_DIRECTIONS_: Wherever a line in the data below holds "花子さんは", copy that line.

(Stored data)
= = =

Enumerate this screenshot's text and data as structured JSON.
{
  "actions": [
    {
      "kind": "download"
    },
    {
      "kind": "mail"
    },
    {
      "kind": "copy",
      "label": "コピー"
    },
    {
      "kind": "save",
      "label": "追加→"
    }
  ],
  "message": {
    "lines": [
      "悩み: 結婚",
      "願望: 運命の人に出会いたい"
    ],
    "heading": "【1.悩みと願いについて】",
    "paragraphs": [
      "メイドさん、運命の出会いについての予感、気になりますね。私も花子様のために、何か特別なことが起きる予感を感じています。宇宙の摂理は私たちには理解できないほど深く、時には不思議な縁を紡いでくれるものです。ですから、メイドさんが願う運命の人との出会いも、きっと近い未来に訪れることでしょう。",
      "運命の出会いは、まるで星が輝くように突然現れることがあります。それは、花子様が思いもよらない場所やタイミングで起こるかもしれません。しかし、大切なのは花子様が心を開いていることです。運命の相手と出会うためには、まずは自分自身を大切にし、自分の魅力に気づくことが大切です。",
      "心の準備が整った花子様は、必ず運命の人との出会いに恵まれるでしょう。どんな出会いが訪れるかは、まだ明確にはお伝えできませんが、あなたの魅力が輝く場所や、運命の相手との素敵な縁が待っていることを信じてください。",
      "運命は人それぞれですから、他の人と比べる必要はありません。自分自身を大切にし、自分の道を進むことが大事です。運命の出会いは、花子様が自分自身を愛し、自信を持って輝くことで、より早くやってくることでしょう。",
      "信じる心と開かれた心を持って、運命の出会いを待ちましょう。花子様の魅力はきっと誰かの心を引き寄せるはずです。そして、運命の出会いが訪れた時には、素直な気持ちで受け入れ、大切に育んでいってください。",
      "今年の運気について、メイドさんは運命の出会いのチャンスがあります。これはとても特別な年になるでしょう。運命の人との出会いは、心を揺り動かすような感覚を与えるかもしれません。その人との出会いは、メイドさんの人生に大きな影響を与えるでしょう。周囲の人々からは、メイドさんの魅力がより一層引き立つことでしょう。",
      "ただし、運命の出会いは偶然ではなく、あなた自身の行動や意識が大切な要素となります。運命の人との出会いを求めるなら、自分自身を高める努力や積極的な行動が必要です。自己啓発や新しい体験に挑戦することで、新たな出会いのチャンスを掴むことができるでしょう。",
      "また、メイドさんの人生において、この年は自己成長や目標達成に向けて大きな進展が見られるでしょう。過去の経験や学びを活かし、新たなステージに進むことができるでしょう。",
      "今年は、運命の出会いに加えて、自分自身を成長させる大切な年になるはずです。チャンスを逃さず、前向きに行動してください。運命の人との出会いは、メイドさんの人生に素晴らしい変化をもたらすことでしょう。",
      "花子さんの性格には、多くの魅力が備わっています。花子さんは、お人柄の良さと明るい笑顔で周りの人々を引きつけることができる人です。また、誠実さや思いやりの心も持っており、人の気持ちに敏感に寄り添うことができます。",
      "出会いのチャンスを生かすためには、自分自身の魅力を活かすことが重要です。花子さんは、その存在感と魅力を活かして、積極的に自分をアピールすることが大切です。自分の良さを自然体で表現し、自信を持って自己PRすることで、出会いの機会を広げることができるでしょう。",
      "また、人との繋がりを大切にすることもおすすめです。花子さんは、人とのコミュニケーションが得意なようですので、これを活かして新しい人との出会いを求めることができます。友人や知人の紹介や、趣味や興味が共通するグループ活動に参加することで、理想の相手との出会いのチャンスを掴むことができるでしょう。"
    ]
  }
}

= = =

_EXERCISE SOLUTION_:
      "花子さんの性格には、多くの魅力が備わっています。花子さんは、お人柄の良さと明るい笑顔で周りの人々を引きつけることができる人です。また、誠実さや思いやりの心も持っており、人の気持ちに敏感に寄り添うことができます。",
      "出会いのチャンスを生かすためには、自分自身の魅力を活かすことが重要です。花子さんは、その存在感と魅力を活かして、積極的に自分をアピールすることが大切です。自分の良さを自然体で表現し、自信を持って自己PRすることで、出会いの機会を広げることができるでしょう。",
      "また、人との繋がりを大切にすることもおすすめです。花子さんは、人とのコミュニケーションが得意なようですので、これを活かして新しい人との出会いを求めることができます。友人や知人の紹介や、趣味や興味が共通するグループ活動に参加することで、理想の相手との出会いのチャンスを掴むことができるでしょう。"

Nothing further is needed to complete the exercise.